What needs to be done = All of the material below is to be restated word for word, apart from the pictures.

--

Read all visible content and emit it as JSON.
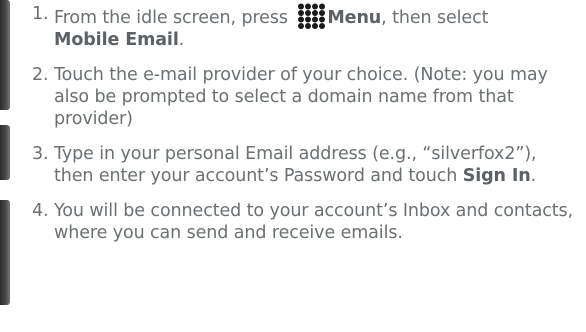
{
  "steps": [
    {
      "number": "1.",
      "text_before": "From the idle screen, press ",
      "icon": "menu-grid-icon",
      "bold1": "Menu",
      "text_middle": ", then select ",
      "bold2": "Mobile Email",
      "text_after": "."
    },
    {
      "number": "2.",
      "text": "Touch the e-mail provider of your choice. (Note: you may also be prompted to select a domain name from that provider)"
    },
    {
      "number": "3.",
      "text_before": "Type in your personal Email address (e.g., “silverfox2”), then enter your account’s Password and touch ",
      "bold": "Sign In",
      "text_after": "."
    },
    {
      "number": "4.",
      "text": "You will be connected to your account’s Inbox and contacts, where you can send and receive emails."
    }
  ],
  "colors": {
    "text": "#6b7073",
    "icon": "#1a1a1a"
  }
}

--

Solution for this exercise =
Read all visible content and emit it as JSON.
{
  "steps": [
    {
      "number": "1.",
      "text_before": "From the idle screen, press ",
      "icon": "menu-grid-icon",
      "bold1": "Menu",
      "text_middle": ", then select ",
      "bold2": "Mobile Email",
      "text_after": "."
    },
    {
      "number": "2.",
      "text": "Touch the e-mail provider of your choice. (Note: you may also be prompted to select a domain name from that provider)"
    },
    {
      "number": "3.",
      "text_before": "Type in your personal Email address (e.g., “silverfox2”), then enter your account’s Password and touch ",
      "bold": "Sign In",
      "text_after": "."
    },
    {
      "number": "4.",
      "text": "You will be connected to your account’s Inbox and contacts, where you can send and receive emails."
    }
  ],
  "colors": {
    "text": "#6b7073",
    "icon": "#1a1a1a"
  }
}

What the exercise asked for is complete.